* What you will do *
Repeat the full listing, word for word.

::: Exercise inputs :::

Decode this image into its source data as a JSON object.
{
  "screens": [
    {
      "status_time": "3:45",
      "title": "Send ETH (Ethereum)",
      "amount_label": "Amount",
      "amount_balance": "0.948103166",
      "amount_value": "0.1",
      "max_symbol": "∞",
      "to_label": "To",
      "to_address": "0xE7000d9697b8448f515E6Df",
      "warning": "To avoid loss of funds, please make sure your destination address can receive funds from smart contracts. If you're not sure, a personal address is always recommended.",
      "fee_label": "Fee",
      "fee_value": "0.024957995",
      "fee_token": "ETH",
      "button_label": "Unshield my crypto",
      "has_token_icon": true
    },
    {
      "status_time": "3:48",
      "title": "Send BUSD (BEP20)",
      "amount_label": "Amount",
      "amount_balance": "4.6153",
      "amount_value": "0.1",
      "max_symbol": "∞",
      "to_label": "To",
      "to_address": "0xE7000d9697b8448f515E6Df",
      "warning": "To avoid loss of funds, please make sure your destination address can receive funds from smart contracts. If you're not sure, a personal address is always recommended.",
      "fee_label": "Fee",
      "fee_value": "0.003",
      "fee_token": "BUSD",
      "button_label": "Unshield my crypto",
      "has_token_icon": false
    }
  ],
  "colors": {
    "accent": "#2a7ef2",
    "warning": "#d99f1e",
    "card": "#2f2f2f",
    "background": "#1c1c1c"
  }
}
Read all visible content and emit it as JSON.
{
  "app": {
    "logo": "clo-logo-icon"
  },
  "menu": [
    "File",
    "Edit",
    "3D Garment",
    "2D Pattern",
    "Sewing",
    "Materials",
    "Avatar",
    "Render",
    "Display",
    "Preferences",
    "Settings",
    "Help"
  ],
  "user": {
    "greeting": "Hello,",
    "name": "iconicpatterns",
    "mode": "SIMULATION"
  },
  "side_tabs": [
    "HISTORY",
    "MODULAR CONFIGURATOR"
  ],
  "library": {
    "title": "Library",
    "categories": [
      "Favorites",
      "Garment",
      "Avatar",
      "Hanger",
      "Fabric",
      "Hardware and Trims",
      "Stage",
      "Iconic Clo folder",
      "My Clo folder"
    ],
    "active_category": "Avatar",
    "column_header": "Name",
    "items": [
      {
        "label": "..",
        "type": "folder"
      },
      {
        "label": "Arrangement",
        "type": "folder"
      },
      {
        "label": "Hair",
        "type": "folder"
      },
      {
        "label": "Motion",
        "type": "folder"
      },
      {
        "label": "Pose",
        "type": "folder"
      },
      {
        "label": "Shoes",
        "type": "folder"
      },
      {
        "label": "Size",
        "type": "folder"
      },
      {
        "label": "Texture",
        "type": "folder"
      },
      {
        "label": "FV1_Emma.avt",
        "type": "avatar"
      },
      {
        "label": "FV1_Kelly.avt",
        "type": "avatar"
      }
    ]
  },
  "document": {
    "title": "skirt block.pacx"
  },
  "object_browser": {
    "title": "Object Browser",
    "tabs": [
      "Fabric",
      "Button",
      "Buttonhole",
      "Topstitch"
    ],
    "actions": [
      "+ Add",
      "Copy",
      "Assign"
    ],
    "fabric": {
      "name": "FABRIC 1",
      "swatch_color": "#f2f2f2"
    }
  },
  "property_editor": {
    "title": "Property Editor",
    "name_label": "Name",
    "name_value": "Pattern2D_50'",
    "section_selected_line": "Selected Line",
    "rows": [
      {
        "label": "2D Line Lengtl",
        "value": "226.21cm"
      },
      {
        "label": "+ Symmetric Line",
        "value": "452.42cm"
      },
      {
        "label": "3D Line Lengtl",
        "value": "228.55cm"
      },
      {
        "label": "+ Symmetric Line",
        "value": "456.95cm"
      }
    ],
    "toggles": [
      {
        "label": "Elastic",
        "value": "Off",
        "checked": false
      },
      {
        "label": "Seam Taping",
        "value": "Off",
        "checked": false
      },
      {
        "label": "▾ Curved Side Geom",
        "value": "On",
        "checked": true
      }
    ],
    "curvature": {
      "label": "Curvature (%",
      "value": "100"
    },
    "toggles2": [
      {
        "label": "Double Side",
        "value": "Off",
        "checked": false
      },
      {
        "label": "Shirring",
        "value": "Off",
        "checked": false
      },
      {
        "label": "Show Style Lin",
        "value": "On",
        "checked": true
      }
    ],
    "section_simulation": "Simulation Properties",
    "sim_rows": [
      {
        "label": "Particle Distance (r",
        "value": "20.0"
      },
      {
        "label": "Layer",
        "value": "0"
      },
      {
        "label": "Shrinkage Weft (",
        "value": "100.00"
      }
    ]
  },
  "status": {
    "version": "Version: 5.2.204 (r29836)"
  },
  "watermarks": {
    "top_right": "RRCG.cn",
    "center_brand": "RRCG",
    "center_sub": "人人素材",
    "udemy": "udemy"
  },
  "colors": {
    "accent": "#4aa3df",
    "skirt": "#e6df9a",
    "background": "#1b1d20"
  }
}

:::

* Response *
Decode this image into its source data as a JSON object.
{
  "screens": [
    {
      "status_time": "3:45",
      "title": "Send ETH (Ethereum)",
      "amount_label": "Amount",
      "amount_balance": "0.948103166",
      "amount_value": "0.1",
      "max_symbol": "∞",
      "to_label": "To",
      "to_address": "0xE7000d9697b8448f515E6Df",
      "warning": "To avoid loss of funds, please make sure your destination address can receive funds from smart contracts. If you're not sure, a personal address is always recommended.",
      "fee_label": "Fee",
      "fee_value": "0.024957995",
      "fee_token": "ETH",
      "button_label": "Unshield my crypto",
      "has_token_icon": true
    },
    {
      "status_time": "3:48",
      "title": "Send BUSD (BEP20)",
      "amount_label": "Amount",
      "amount_balance": "4.6153",
      "amount_value": "0.1",
      "max_symbol": "∞",
      "to_label": "To",
      "to_address": "0xE7000d9697b8448f515E6Df",
      "warning": "To avoid loss of funds, please make sure your destination address can receive funds from smart contracts. If you're not sure, a personal address is always recommended.",
      "fee_label": "Fee",
      "fee_value": "0.003",
      "fee_token": "BUSD",
      "button_label": "Unshield my crypto",
      "has_token_icon": false
    }
  ],
  "colors": {
    "accent": "#2a7ef2",
    "warning": "#d99f1e",
    "card": "#2f2f2f",
    "background": "#1c1c1c"
  }
}
Read all visible content and emit it as JSON.
{
  "app": {
    "logo": "clo-logo-icon"
  },
  "menu": [
    "File",
    "Edit",
    "3D Garment",
    "2D Pattern",
    "Sewing",
    "Materials",
    "Avatar",
    "Render",
    "Display",
    "Preferences",
    "Settings",
    "Help"
  ],
  "user": {
    "greeting": "Hello,",
    "name": "iconicpatterns",
    "mode": "SIMULATION"
  },
  "side_tabs": [
    "HISTORY",
    "MODULAR CONFIGURATOR"
  ],
  "library": {
    "title": "Library",
    "categories": [
      "Favorites",
      "Garment",
      "Avatar",
      "Hanger",
      "Fabric",
      "Hardware and Trims",
      "Stage",
      "Iconic Clo folder",
      "My Clo folder"
    ],
    "active_category": "Avatar",
    "column_header": "Name",
    "items": [
      {
        "label": "..",
        "type": "folder"
      },
      {
        "label": "Arrangement",
        "type": "folder"
      },
      {
        "label": "Hair",
        "type": "folder"
      },
      {
        "label": "Motion",
        "type": "folder"
      },
      {
        "label": "Pose",
        "type": "folder"
      },
      {
        "label": "Shoes",
        "type": "folder"
      },
      {
        "label": "Size",
        "type": "folder"
      },
      {
        "label": "Texture",
        "type": "folder"
      },
      {
        "label": "FV1_Emma.avt",
        "type": "avatar"
      },
      {
        "label": "FV1_Kelly.avt",
        "type": "avatar"
      }
    ]
  },
  "document": {
    "title": "skirt block.pacx"
  },
  "object_browser": {
    "title": "Object Browser",
    "tabs": [
      "Fabric",
      "Button",
      "Buttonhole",
      "Topstitch"
    ],
    "actions": [
      "+ Add",
      "Copy",
      "Assign"
    ],
    "fabric": {
      "name": "FABRIC 1",
      "swatch_color": "#f2f2f2"
    }
  },
  "property_editor": {
    "title": "Property Editor",
    "name_label": "Name",
    "name_value": "Pattern2D_50'",
    "section_selected_line": "Selected Line",
    "rows": [
      {
        "label": "2D Line Lengtl",
        "value": "226.21cm"
      },
      {
        "label": "+ Symmetric Line",
        "value": "452.42cm"
      },
      {
        "label": "3D Line Lengtl",
        "value": "228.55cm"
      },
      {
        "label": "+ Symmetric Line",
        "value": "456.95cm"
      }
    ],
    "toggles": [
      {
        "label": "Elastic",
        "value": "Off",
        "checked": false
      },
      {
        "label": "Seam Taping",
        "value": "Off",
        "checked": false
      },
      {
        "label": "▾ Curved Side Geom",
        "value": "On",
        "checked": true
      }
    ],
    "curvature": {
      "label": "Curvature (%",
      "value": "100"
    },
    "toggles2": [
      {
        "label": "Double Side",
        "value": "Off",
        "checked": false
      },
      {
        "label": "Shirring",
        "value": "Off",
        "checked": false
      },
      {
        "label": "Show Style Lin",
        "value": "On",
        "checked": true
      }
    ],
    "section_simulation": "Simulation Properties",
    "sim_rows": [
      {
        "label": "Particle Distance (r",
        "value": "20.0"
      },
      {
        "label": "Layer",
        "value": "0"
      },
      {
        "label": "Shrinkage Weft (",
        "value": "100.00"
      }
    ]
  },
  "status": {
    "version": "Version: 5.2.204 (r29836)"
  },
  "watermarks": {
    "top_right": "RRCG.cn",
    "center_brand": "RRCG",
    "center_sub": "人人素材",
    "udemy": "udemy"
  },
  "colors": {
    "accent": "#4aa3df",
    "skirt": "#e6df9a",
    "background": "#1b1d20"
  }
}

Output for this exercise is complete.